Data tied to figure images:
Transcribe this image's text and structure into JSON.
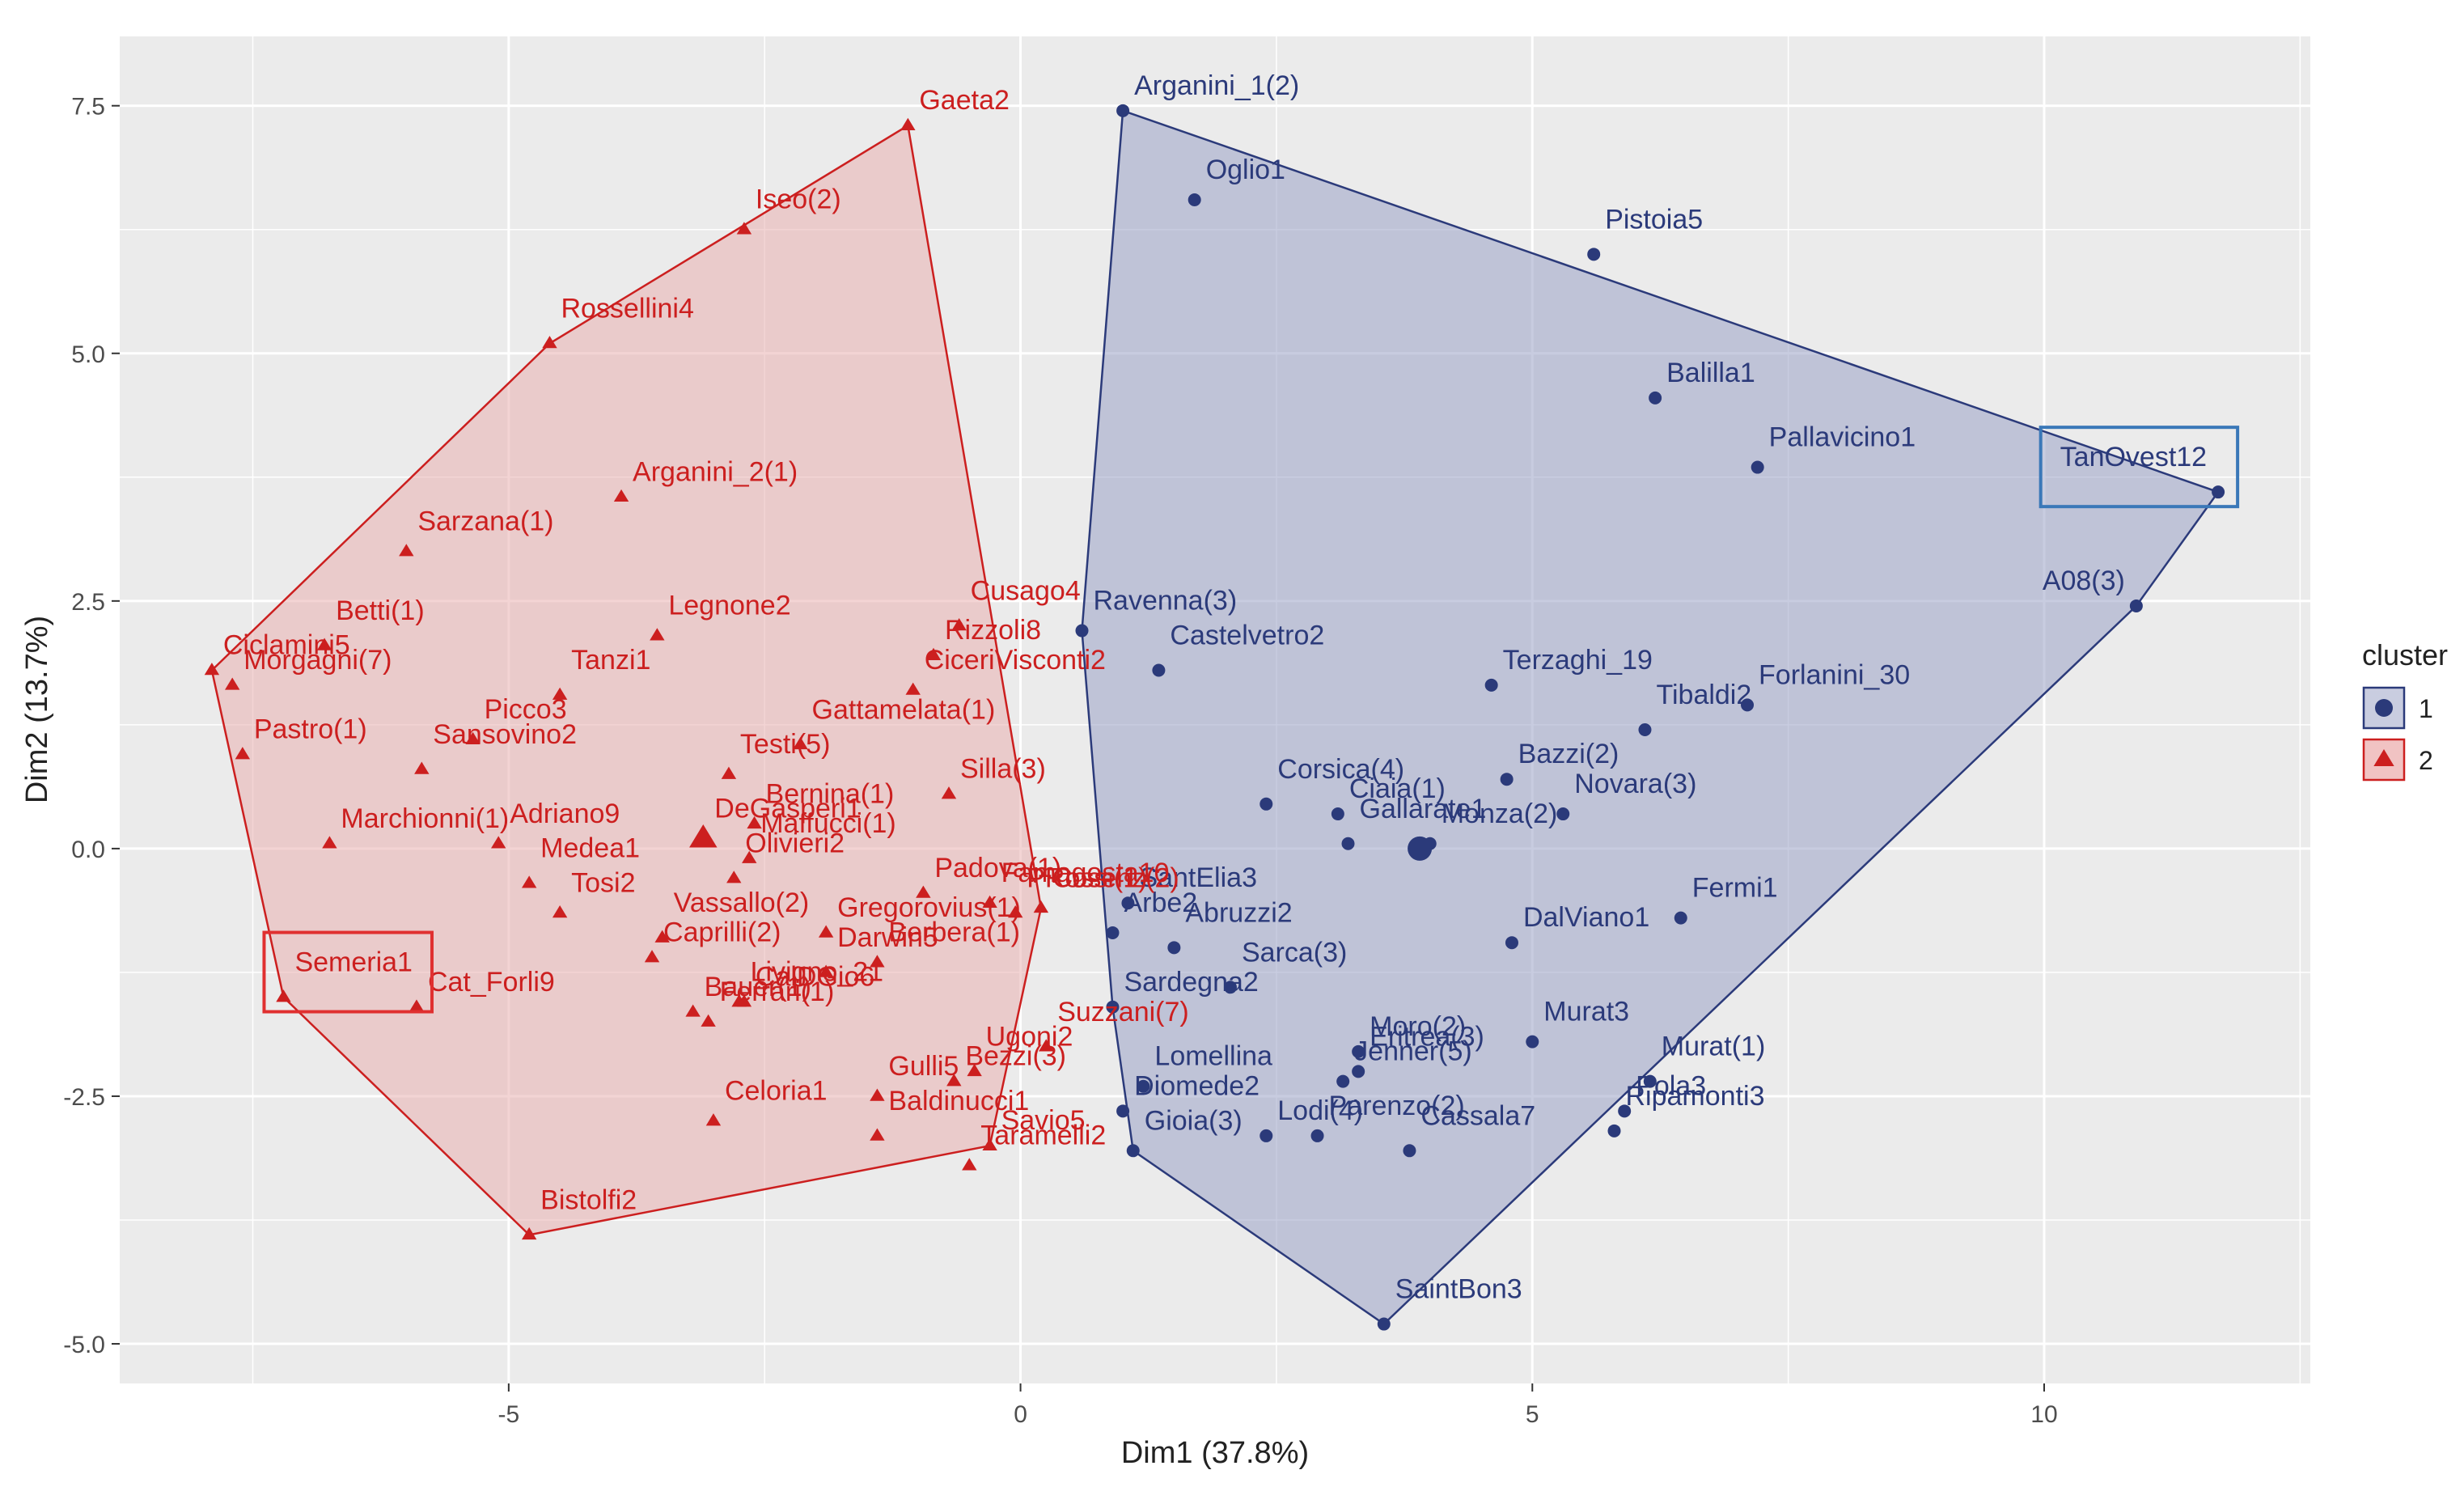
{
  "chart_data": {
    "type": "scatter",
    "xlabel": "Dim1 (37.8%)",
    "ylabel": "Dim2 (13.7%)",
    "xlim": [
      -8.8,
      12.6
    ],
    "ylim": [
      -5.4,
      8.2
    ],
    "x_ticks": [
      -5,
      0,
      5,
      10
    ],
    "x_tick_labels": [
      "-5",
      "0",
      "5",
      "10"
    ],
    "y_ticks": [
      -5.0,
      -2.5,
      0.0,
      2.5,
      5.0,
      7.5
    ],
    "y_tick_labels": [
      "-5.0",
      "-2.5",
      "0.0",
      "2.5",
      "5.0",
      "7.5"
    ],
    "grid": true,
    "background": "#ebebeb",
    "legend": {
      "title": "cluster",
      "placement": "right",
      "entries": [
        {
          "label": "1",
          "color": "#2b3a7a",
          "shape": "circle"
        },
        {
          "label": "2",
          "color": "#cc1f1f",
          "shape": "triangle"
        }
      ]
    },
    "series": [
      {
        "name": "1",
        "color": "#2b3a7a",
        "fill": "#9aa3c6",
        "shape": "circle",
        "hull": [
          "Arganini_1(2)",
          "TanOvest12",
          "A08(3)",
          "SaintBon3",
          "Gioia(3)",
          "Sardegna2",
          "Ravenna(3)"
        ],
        "centroid": [
          3.9,
          0.0
        ],
        "points": [
          {
            "label": "Arganini_1(2)",
            "x": 1.0,
            "y": 7.45
          },
          {
            "label": "Oglio1",
            "x": 1.7,
            "y": 6.55
          },
          {
            "label": "Pistoia5",
            "x": 5.6,
            "y": 6.0
          },
          {
            "label": "Balilla1",
            "x": 6.2,
            "y": 4.55
          },
          {
            "label": "Pallavicino1",
            "x": 7.2,
            "y": 3.85
          },
          {
            "label": "TanOvest12",
            "x": 11.7,
            "y": 3.6
          },
          {
            "label": "A08(3)",
            "x": 10.9,
            "y": 2.45
          },
          {
            "label": "Ravenna(3)",
            "x": 0.6,
            "y": 2.2
          },
          {
            "label": "Castelvetro2",
            "x": 1.35,
            "y": 1.8
          },
          {
            "label": "Terzaghi_19",
            "x": 4.6,
            "y": 1.65
          },
          {
            "label": "Forlanini_30",
            "x": 7.1,
            "y": 1.45
          },
          {
            "label": "Tibaldi2",
            "x": 6.1,
            "y": 1.2
          },
          {
            "label": "Bazzi(2)",
            "x": 4.75,
            "y": 0.7
          },
          {
            "label": "Novara(3)",
            "x": 5.3,
            "y": 0.35
          },
          {
            "label": "Corsica(4)",
            "x": 2.4,
            "y": 0.45
          },
          {
            "label": "Ciaia(1)",
            "x": 3.1,
            "y": 0.35
          },
          {
            "label": "Monza(2)",
            "x": 4.0,
            "y": 0.05
          },
          {
            "label": "Gallarate1",
            "x": 3.2,
            "y": 0.05
          },
          {
            "label": "SantElia3",
            "x": 1.05,
            "y": -0.55
          },
          {
            "label": "Arbe2",
            "x": 0.9,
            "y": -0.85
          },
          {
            "label": "Abruzzi2",
            "x": 1.5,
            "y": -1.0
          },
          {
            "label": "DalViano1",
            "x": 4.8,
            "y": -0.95
          },
          {
            "label": "Fermi1",
            "x": 6.45,
            "y": -0.7
          },
          {
            "label": "Sarca(3)",
            "x": 2.05,
            "y": -1.4
          },
          {
            "label": "Moro(2)",
            "x": 3.3,
            "y": -2.05
          },
          {
            "label": "Murat3",
            "x": 5.0,
            "y": -1.95
          },
          {
            "label": "Eritrea(3)",
            "x": 3.3,
            "y": -2.25
          },
          {
            "label": "Sardegna2",
            "x": 0.9,
            "y": -1.6
          },
          {
            "label": "Lomellina",
            "x": 1.2,
            "y": -2.4
          },
          {
            "label": "Murat(1)",
            "x": 6.15,
            "y": -2.35
          },
          {
            "label": "Pola3",
            "x": 5.9,
            "y": -2.65
          },
          {
            "label": "Jenner(5)",
            "x": 3.15,
            "y": -2.35
          },
          {
            "label": "Ripamonti3",
            "x": 5.8,
            "y": -2.85
          },
          {
            "label": "Diomede2",
            "x": 1.0,
            "y": -2.65
          },
          {
            "label": "Gioia(3)",
            "x": 1.1,
            "y": -3.05
          },
          {
            "label": "Cassala7",
            "x": 3.8,
            "y": -3.05
          },
          {
            "label": "Lodi(4)",
            "x": 2.4,
            "y": -2.9
          },
          {
            "label": "Parenzo(2)",
            "x": 2.9,
            "y": -2.9
          },
          {
            "label": "SaintBon3",
            "x": 3.55,
            "y": -4.8
          }
        ]
      },
      {
        "name": "2",
        "color": "#cc1f1f",
        "fill": "#e9b1b1",
        "shape": "triangle",
        "hull": [
          "Gaeta2",
          "Cosenz(2)",
          "Savio5",
          "Bistolfi2",
          "Semeria1",
          "Ciclamini5",
          "Rossellini4"
        ],
        "centroid": [
          -3.1,
          0.1
        ],
        "points": [
          {
            "label": "Gaeta2",
            "x": -1.1,
            "y": 7.3
          },
          {
            "label": "Iseo(2)",
            "x": -2.7,
            "y": 6.25
          },
          {
            "label": "Rossellini4",
            "x": -4.6,
            "y": 5.1
          },
          {
            "label": "Arganini_2(1)",
            "x": -3.9,
            "y": 3.55
          },
          {
            "label": "Sarzana(1)",
            "x": -6.0,
            "y": 3.0
          },
          {
            "label": "Betti(1)",
            "x": -6.8,
            "y": 2.05
          },
          {
            "label": "Ciclamini5",
            "x": -7.9,
            "y": 1.8
          },
          {
            "label": "Legnone2",
            "x": -3.55,
            "y": 2.15
          },
          {
            "label": "Cusago4",
            "x": -0.6,
            "y": 2.25
          },
          {
            "label": "Rizzoli8",
            "x": -0.85,
            "y": 1.95
          },
          {
            "label": "CiceriVisconti2",
            "x": -1.05,
            "y": 1.6
          },
          {
            "label": "Tanzi1",
            "x": -4.5,
            "y": 1.55
          },
          {
            "label": "Morgagni(7)",
            "x": -7.7,
            "y": 1.65
          },
          {
            "label": "Picco3",
            "x": -5.35,
            "y": 1.1
          },
          {
            "label": "Gattamelata(1)",
            "x": -2.15,
            "y": 1.05
          },
          {
            "label": "Pastro(1)",
            "x": -7.6,
            "y": 0.95
          },
          {
            "label": "Testi(5)",
            "x": -2.85,
            "y": 0.75
          },
          {
            "label": "Sansovino2",
            "x": -5.85,
            "y": 0.8
          },
          {
            "label": "Silla(3)",
            "x": -0.7,
            "y": 0.55
          },
          {
            "label": "Bernina(1)",
            "x": -2.6,
            "y": 0.25
          },
          {
            "label": "Maffucci(1)",
            "x": -2.65,
            "y": -0.1
          },
          {
            "label": "Marchionni(1)",
            "x": -6.75,
            "y": 0.05
          },
          {
            "label": "Adriano9",
            "x": -5.1,
            "y": 0.05
          },
          {
            "label": "Olivieri2",
            "x": -2.8,
            "y": -0.3
          },
          {
            "label": "DeGasperi1",
            "x": -3.1,
            "y": 0.15
          },
          {
            "label": "Cosenz(2)",
            "x": 0.2,
            "y": -0.6
          },
          {
            "label": "Medea1",
            "x": -4.8,
            "y": -0.35
          },
          {
            "label": "Padova(1)",
            "x": -0.95,
            "y": -0.45
          },
          {
            "label": "Tosi2",
            "x": -4.5,
            "y": -0.65
          },
          {
            "label": "Vassallo(2)",
            "x": -3.5,
            "y": -0.9
          },
          {
            "label": "Gregorovius(1)",
            "x": -1.9,
            "y": -0.85
          },
          {
            "label": "Famagosta10",
            "x": -0.3,
            "y": -0.55
          },
          {
            "label": "PRossi(1)",
            "x": -0.05,
            "y": -0.65
          },
          {
            "label": "Caprilli(2)",
            "x": -3.6,
            "y": -1.1
          },
          {
            "label": "Berbera(1)",
            "x": -1.4,
            "y": -1.15
          },
          {
            "label": "Semeria1",
            "x": -7.2,
            "y": -1.5
          },
          {
            "label": "Cat_Forli9",
            "x": -5.9,
            "y": -1.6
          },
          {
            "label": "Livigno_21",
            "x": -2.75,
            "y": -1.55
          },
          {
            "label": "Darwin5",
            "x": -1.9,
            "y": -1.25
          },
          {
            "label": "Bauer(1)",
            "x": -3.2,
            "y": -1.65
          },
          {
            "label": "Ferrari(1)",
            "x": -3.05,
            "y": -1.75
          },
          {
            "label": "Suzzani(7)",
            "x": 0.25,
            "y": -2.0
          },
          {
            "label": "CalDGio6",
            "x": -2.7,
            "y": -1.55
          },
          {
            "label": "Gulli5",
            "x": -1.4,
            "y": -2.5
          },
          {
            "label": "Ugoni2",
            "x": -0.45,
            "y": -2.25
          },
          {
            "label": "Bezzi(3)",
            "x": -0.65,
            "y": -2.35
          },
          {
            "label": "Celoria1",
            "x": -3.0,
            "y": -2.75
          },
          {
            "label": "Baldinucci1",
            "x": -1.4,
            "y": -2.9
          },
          {
            "label": "Savio5",
            "x": -0.3,
            "y": -3.0
          },
          {
            "label": "Taramelli2",
            "x": -0.5,
            "y": -3.2
          },
          {
            "label": "Bistolfi2",
            "x": -4.8,
            "y": -3.9
          }
        ]
      }
    ],
    "highlights": [
      {
        "label": "Semeria1",
        "color": "#e03030"
      },
      {
        "label": "TanOvest12",
        "color": "#3a78b8"
      }
    ]
  }
}
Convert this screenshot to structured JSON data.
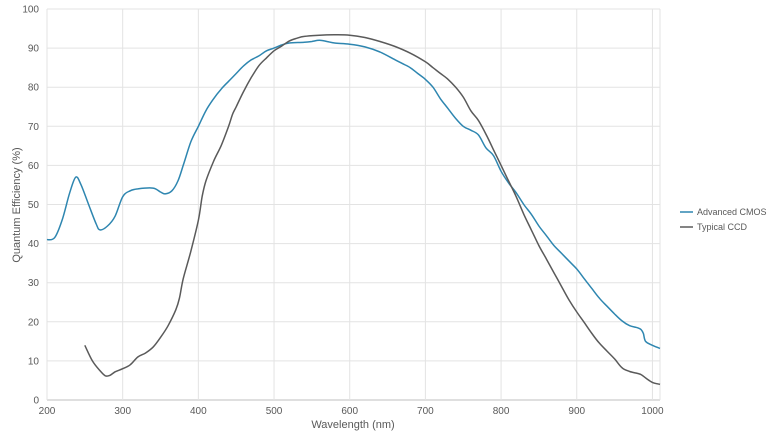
{
  "chart_data": {
    "type": "line",
    "title": "",
    "xlabel": "Wavelength (nm)",
    "ylabel": "Quantum Efficiency (%)",
    "xlim": [
      200,
      1010
    ],
    "ylim": [
      0,
      100
    ],
    "x_ticks": [
      200,
      300,
      400,
      500,
      600,
      700,
      800,
      900,
      1000
    ],
    "y_ticks": [
      0,
      10,
      20,
      30,
      40,
      50,
      60,
      70,
      80,
      90,
      100
    ],
    "grid": true,
    "legend_position": "right",
    "series": [
      {
        "name": "Advanced CMOS",
        "color": "#2e86b0",
        "points": [
          [
            200,
            41
          ],
          [
            210,
            41.5
          ],
          [
            220,
            46
          ],
          [
            230,
            53
          ],
          [
            238,
            57
          ],
          [
            245,
            55
          ],
          [
            255,
            50
          ],
          [
            265,
            45
          ],
          [
            270,
            43.5
          ],
          [
            280,
            44.5
          ],
          [
            290,
            47
          ],
          [
            300,
            52
          ],
          [
            310,
            53.5
          ],
          [
            320,
            54
          ],
          [
            340,
            54.2
          ],
          [
            350,
            53.2
          ],
          [
            356,
            52.7
          ],
          [
            365,
            53.5
          ],
          [
            373,
            56
          ],
          [
            380,
            60
          ],
          [
            390,
            66
          ],
          [
            400,
            70
          ],
          [
            410,
            74
          ],
          [
            420,
            77
          ],
          [
            430,
            79.5
          ],
          [
            440,
            81.5
          ],
          [
            450,
            83.5
          ],
          [
            460,
            85.5
          ],
          [
            470,
            87
          ],
          [
            480,
            88
          ],
          [
            490,
            89.3
          ],
          [
            500,
            90
          ],
          [
            510,
            90.8
          ],
          [
            520,
            91.3
          ],
          [
            540,
            91.5
          ],
          [
            550,
            91.7
          ],
          [
            560,
            92
          ],
          [
            570,
            91.7
          ],
          [
            580,
            91.3
          ],
          [
            600,
            91
          ],
          [
            620,
            90.3
          ],
          [
            640,
            89
          ],
          [
            660,
            87
          ],
          [
            670,
            86
          ],
          [
            680,
            85
          ],
          [
            690,
            83.5
          ],
          [
            700,
            82
          ],
          [
            710,
            80
          ],
          [
            720,
            77
          ],
          [
            730,
            74.5
          ],
          [
            740,
            72
          ],
          [
            750,
            70
          ],
          [
            760,
            69
          ],
          [
            770,
            67.8
          ],
          [
            780,
            64.5
          ],
          [
            790,
            62.5
          ],
          [
            800,
            58.5
          ],
          [
            810,
            55.5
          ],
          [
            820,
            53
          ],
          [
            830,
            50
          ],
          [
            840,
            47.5
          ],
          [
            850,
            44.5
          ],
          [
            860,
            42
          ],
          [
            870,
            39.5
          ],
          [
            880,
            37.5
          ],
          [
            890,
            35.5
          ],
          [
            900,
            33.5
          ],
          [
            910,
            31
          ],
          [
            920,
            28.5
          ],
          [
            930,
            26
          ],
          [
            940,
            24
          ],
          [
            950,
            22
          ],
          [
            960,
            20.2
          ],
          [
            970,
            19
          ],
          [
            980,
            18.5
          ],
          [
            985,
            18
          ],
          [
            988,
            17
          ],
          [
            991,
            15
          ],
          [
            1000,
            14
          ],
          [
            1010,
            13.2
          ]
        ]
      },
      {
        "name": "Typical CCD",
        "color": "#5a5a5a",
        "points": [
          [
            250,
            14
          ],
          [
            260,
            10
          ],
          [
            270,
            7.5
          ],
          [
            277,
            6.2
          ],
          [
            283,
            6.3
          ],
          [
            290,
            7.2
          ],
          [
            300,
            8
          ],
          [
            310,
            9
          ],
          [
            320,
            11
          ],
          [
            330,
            12
          ],
          [
            340,
            13.5
          ],
          [
            350,
            16
          ],
          [
            360,
            19
          ],
          [
            370,
            23
          ],
          [
            375,
            26
          ],
          [
            380,
            31
          ],
          [
            390,
            38
          ],
          [
            400,
            46
          ],
          [
            405,
            52
          ],
          [
            410,
            56
          ],
          [
            420,
            61
          ],
          [
            430,
            65
          ],
          [
            440,
            70
          ],
          [
            445,
            73
          ],
          [
            450,
            75
          ],
          [
            460,
            79
          ],
          [
            470,
            82.5
          ],
          [
            480,
            85.5
          ],
          [
            490,
            87.5
          ],
          [
            500,
            89.3
          ],
          [
            510,
            90.5
          ],
          [
            520,
            91.8
          ],
          [
            530,
            92.5
          ],
          [
            540,
            93
          ],
          [
            560,
            93.3
          ],
          [
            580,
            93.4
          ],
          [
            600,
            93.3
          ],
          [
            620,
            92.7
          ],
          [
            640,
            91.7
          ],
          [
            660,
            90.4
          ],
          [
            680,
            88.7
          ],
          [
            700,
            86.5
          ],
          [
            710,
            85
          ],
          [
            720,
            83.5
          ],
          [
            730,
            82
          ],
          [
            740,
            80
          ],
          [
            750,
            77.5
          ],
          [
            760,
            74
          ],
          [
            770,
            71.5
          ],
          [
            780,
            68
          ],
          [
            790,
            64
          ],
          [
            800,
            60
          ],
          [
            810,
            56
          ],
          [
            820,
            52
          ],
          [
            830,
            47.5
          ],
          [
            840,
            43.5
          ],
          [
            850,
            39.5
          ],
          [
            860,
            36
          ],
          [
            870,
            32.5
          ],
          [
            880,
            29
          ],
          [
            890,
            25.5
          ],
          [
            900,
            22.5
          ],
          [
            910,
            19.8
          ],
          [
            920,
            17
          ],
          [
            930,
            14.5
          ],
          [
            940,
            12.5
          ],
          [
            950,
            10.5
          ],
          [
            960,
            8.2
          ],
          [
            970,
            7.3
          ],
          [
            980,
            6.8
          ],
          [
            985,
            6.5
          ],
          [
            992,
            5.5
          ],
          [
            1000,
            4.5
          ],
          [
            1010,
            4
          ]
        ]
      }
    ]
  }
}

--- Direction ---
Check each line above for the word "name", and copy the lines where it appears.

--- Output for this task ---
        "name": "1",
        "name": "2",
        "name": "Advanced CMOS",
        "name": "Typical CCD",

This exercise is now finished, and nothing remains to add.